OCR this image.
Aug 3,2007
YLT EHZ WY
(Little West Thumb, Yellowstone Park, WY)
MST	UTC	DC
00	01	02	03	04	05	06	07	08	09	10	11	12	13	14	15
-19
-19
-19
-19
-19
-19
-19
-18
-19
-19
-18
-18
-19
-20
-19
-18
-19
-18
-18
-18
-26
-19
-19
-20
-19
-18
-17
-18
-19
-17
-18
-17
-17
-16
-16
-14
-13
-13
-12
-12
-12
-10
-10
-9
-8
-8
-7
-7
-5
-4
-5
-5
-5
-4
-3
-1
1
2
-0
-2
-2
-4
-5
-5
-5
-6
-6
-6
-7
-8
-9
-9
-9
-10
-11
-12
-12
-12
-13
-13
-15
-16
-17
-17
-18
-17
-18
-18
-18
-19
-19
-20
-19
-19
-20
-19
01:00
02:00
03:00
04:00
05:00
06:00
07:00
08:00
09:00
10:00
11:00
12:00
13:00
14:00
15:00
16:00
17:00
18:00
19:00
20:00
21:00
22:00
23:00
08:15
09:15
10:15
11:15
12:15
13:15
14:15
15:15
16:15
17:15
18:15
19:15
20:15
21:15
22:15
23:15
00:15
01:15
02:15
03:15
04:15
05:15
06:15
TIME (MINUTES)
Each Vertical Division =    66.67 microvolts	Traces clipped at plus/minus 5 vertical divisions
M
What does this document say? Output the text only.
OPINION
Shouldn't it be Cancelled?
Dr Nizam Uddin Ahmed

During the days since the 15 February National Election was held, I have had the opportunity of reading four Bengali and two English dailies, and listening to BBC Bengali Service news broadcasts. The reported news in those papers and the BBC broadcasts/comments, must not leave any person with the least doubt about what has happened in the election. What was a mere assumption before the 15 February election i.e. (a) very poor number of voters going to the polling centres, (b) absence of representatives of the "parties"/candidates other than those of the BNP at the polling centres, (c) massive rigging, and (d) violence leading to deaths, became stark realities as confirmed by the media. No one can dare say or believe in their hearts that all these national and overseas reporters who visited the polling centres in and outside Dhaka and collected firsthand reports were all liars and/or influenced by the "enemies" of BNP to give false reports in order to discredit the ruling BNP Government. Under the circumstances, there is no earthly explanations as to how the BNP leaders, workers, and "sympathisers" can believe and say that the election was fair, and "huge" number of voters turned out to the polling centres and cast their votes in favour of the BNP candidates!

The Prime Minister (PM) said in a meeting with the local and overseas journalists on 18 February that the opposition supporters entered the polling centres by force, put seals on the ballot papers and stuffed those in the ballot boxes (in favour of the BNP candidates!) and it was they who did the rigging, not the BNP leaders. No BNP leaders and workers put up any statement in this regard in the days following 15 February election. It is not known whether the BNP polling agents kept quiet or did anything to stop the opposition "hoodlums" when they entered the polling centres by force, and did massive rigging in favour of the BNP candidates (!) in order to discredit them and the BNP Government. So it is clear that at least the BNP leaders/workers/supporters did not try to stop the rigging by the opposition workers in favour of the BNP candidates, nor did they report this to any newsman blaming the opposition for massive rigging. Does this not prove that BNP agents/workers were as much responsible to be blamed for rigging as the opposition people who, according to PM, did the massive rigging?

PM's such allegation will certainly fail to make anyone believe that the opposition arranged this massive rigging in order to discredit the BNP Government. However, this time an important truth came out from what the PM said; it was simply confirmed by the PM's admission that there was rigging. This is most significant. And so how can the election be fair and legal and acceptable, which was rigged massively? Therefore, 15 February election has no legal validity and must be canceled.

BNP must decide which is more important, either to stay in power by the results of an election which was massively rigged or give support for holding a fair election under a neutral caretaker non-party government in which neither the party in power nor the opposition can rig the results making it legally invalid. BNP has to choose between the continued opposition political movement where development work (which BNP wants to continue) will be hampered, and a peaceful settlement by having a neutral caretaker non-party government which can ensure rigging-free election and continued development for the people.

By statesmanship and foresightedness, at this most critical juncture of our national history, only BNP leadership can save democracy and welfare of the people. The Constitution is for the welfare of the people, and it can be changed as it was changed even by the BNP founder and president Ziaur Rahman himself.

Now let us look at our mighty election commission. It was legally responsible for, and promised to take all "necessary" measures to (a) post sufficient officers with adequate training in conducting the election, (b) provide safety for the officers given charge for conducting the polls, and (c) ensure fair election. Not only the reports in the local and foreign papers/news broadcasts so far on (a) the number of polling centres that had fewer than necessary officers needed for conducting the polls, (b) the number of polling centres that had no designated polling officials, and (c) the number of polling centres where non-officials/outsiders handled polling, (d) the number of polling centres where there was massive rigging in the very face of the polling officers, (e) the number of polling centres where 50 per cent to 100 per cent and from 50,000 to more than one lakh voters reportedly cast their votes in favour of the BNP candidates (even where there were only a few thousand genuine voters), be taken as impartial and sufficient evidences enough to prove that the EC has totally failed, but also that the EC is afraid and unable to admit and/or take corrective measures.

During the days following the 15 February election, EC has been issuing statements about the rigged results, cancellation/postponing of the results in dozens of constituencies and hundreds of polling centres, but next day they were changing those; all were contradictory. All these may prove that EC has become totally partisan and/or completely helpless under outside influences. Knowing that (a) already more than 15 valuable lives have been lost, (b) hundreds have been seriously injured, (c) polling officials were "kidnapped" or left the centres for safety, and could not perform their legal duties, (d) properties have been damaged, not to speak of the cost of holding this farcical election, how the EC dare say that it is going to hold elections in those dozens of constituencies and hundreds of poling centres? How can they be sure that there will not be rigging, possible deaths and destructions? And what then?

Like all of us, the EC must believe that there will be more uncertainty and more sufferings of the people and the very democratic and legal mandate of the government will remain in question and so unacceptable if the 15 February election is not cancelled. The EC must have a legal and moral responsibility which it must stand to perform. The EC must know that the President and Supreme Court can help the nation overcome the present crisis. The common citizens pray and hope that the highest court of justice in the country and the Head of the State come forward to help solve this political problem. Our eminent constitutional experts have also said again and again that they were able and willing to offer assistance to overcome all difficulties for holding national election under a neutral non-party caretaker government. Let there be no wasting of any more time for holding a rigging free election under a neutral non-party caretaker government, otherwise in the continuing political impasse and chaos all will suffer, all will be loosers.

▸ GIVEN PROBLEM: All of the lines above must be returned exactly.

▸ RESULT FOR THIS TASK:
OCR this image.
Aug 3,2007
YLT EHZ WY
(Little West Thumb, Yellowstone Park, WY)
MST	UTC	DC
00	01	02	03	04	05	06	07	08	09	10	11	12	13	14	15
-19
-19
-19
-19
-19
-19
-19
-18
-19
-19
-18
-18
-19
-20
-19
-18
-19
-18
-18
-18
-26
-19
-19
-20
-19
-18
-17
-18
-19
-17
-18
-17
-17
-16
-16
-14
-13
-13
-12
-12
-12
-10
-10
-9
-8
-8
-7
-7
-5
-4
-5
-5
-5
-4
-3
-1
1
2
-0
-2
-2
-4
-5
-5
-5
-6
-6
-6
-7
-8
-9
-9
-9
-10
-11
-12
-12
-12
-13
-13
-15
-16
-17
-17
-18
-17
-18
-18
-18
-19
-19
-20
-19
-19
-20
-19
01:00
02:00
03:00
04:00
05:00
06:00
07:00
08:00
09:00
10:00
11:00
12:00
13:00
14:00
15:00
16:00
17:00
18:00
19:00
20:00
21:00
22:00
23:00
08:15
09:15
10:15
11:15
12:15
13:15
14:15
15:15
16:15
17:15
18:15
19:15
20:15
21:15
22:15
23:15
00:15
01:15
02:15
03:15
04:15
05:15
06:15
TIME (MINUTES)
Each Vertical Division =    66.67 microvolts	Traces clipped at plus/minus 5 vertical divisions
M
What does this document say? Output the text only.
OPINION
Shouldn't it be Cancelled?
Dr Nizam Uddin Ahmed

During the days since the 15 February National Election was held, I have had the opportunity of reading four Bengali and two English dailies, and listening to BBC Bengali Service news broadcasts. The reported news in those papers and the BBC broadcasts/comments, must not leave any person with the least doubt about what has happened in the election. What was a mere assumption before the 15 February election i.e. (a) very poor number of voters going to the polling centres, (b) absence of representatives of the "parties"/candidates other than those of the BNP at the polling centres, (c) massive rigging, and (d) violence leading to deaths, became stark realities as confirmed by the media. No one can dare say or believe in their hearts that all these national and overseas reporters who visited the polling centres in and outside Dhaka and collected firsthand reports were all liars and/or influenced by the "enemies" of BNP to give false reports in order to discredit the ruling BNP Government. Under the circumstances, there is no earthly explanations as to how the BNP leaders, workers, and "sympathisers" can believe and say that the election was fair, and "huge" number of voters turned out to the polling centres and cast their votes in favour of the BNP candidates!

The Prime Minister (PM) said in a meeting with the local and overseas journalists on 18 February that the opposition supporters entered the polling centres by force, put seals on the ballot papers and stuffed those in the ballot boxes (in favour of the BNP candidates!) and it was they who did the rigging, not the BNP leaders. No BNP leaders and workers put up any statement in this regard in the days following 15 February election. It is not known whether the BNP polling agents kept quiet or did anything to stop the opposition "hoodlums" when they entered the polling centres by force, and did massive rigging in favour of the BNP candidates (!) in order to discredit them and the BNP Government. So it is clear that at least the BNP leaders/workers/supporters did not try to stop the rigging by the opposition workers in favour of the BNP candidates, nor did they report this to any newsman blaming the opposition for massive rigging. Does this not prove that BNP agents/workers were as much responsible to be blamed for rigging as the opposition people who, according to PM, did the massive rigging?

PM's such allegation will certainly fail to make anyone believe that the opposition arranged this massive rigging in order to discredit the BNP Government. However, this time an important truth came out from what the PM said; it was simply confirmed by the PM's admission that there was rigging. This is most significant. And so how can the election be fair and legal and acceptable, which was rigged massively? Therefore, 15 February election has no legal validity and must be canceled.

BNP must decide which is more important, either to stay in power by the results of an election which was massively rigged or give support for holding a fair election under a neutral caretaker non-party government in which neither the party in power nor the opposition can rig the results making it legally invalid. BNP has to choose between the continued opposition political movement where development work (which BNP wants to continue) will be hampered, and a peaceful settlement by having a neutral caretaker non-party government which can ensure rigging-free election and continued development for the people.

By statesmanship and foresightedness, at this most critical juncture of our national history, only BNP leadership can save democracy and welfare of the people. The Constitution is for the welfare of the people, and it can be changed as it was changed even by the BNP founder and president Ziaur Rahman himself.

Now let us look at our mighty election commission. It was legally responsible for, and promised to take all "necessary" measures to (a) post sufficient officers with adequate training in conducting the election, (b) provide safety for the officers given charge for conducting the polls, and (c) ensure fair election. Not only the reports in the local and foreign papers/news broadcasts so far on (a) the number of polling centres that had fewer than necessary officers needed for conducting the polls, (b) the number of polling centres that had no designated polling officials, and (c) the number of polling centres where non-officials/outsiders handled polling, (d) the number of polling centres where there was massive rigging in the very face of the polling officers, (e) the number of polling centres where 50 per cent to 100 per cent and from 50,000 to more than one lakh voters reportedly cast their votes in favour of the BNP candidates (even where there were only a few thousand genuine voters), be taken as impartial and sufficient evidences enough to prove that the EC has totally failed, but also that the EC is afraid and unable to admit and/or take corrective measures.

During the days following the 15 February election, EC has been issuing statements about the rigged results, cancellation/postponing of the results in dozens of constituencies and hundreds of polling centres, but next day they were changing those; all were contradictory. All these may prove that EC has become totally partisan and/or completely helpless under outside influences. Knowing that (a) already more than 15 valuable lives have been lost, (b) hundreds have been seriously injured, (c) polling officials were "kidnapped" or left the centres for safety, and could not perform their legal duties, (d) properties have been damaged, not to speak of the cost of holding this farcical election, how the EC dare say that it is going to hold elections in those dozens of constituencies and hundreds of poling centres? How can they be sure that there will not be rigging, possible deaths and destructions? And what then?

Like all of us, the EC must believe that there will be more uncertainty and more sufferings of the people and the very democratic and legal mandate of the government will remain in question and so unacceptable if the 15 February election is not cancelled. The EC must have a legal and moral responsibility which it must stand to perform. The EC must know that the President and Supreme Court can help the nation overcome the present crisis. The common citizens pray and hope that the highest court of justice in the country and the Head of the State come forward to help solve this political problem. Our eminent constitutional experts have also said again and again that they were able and willing to offer assistance to overcome all difficulties for holding national election under a neutral non-party caretaker government. Let there be no wasting of any more time for holding a rigging free election under a neutral non-party caretaker government, otherwise in the continuing political impasse and chaos all will suffer, all will be loosers.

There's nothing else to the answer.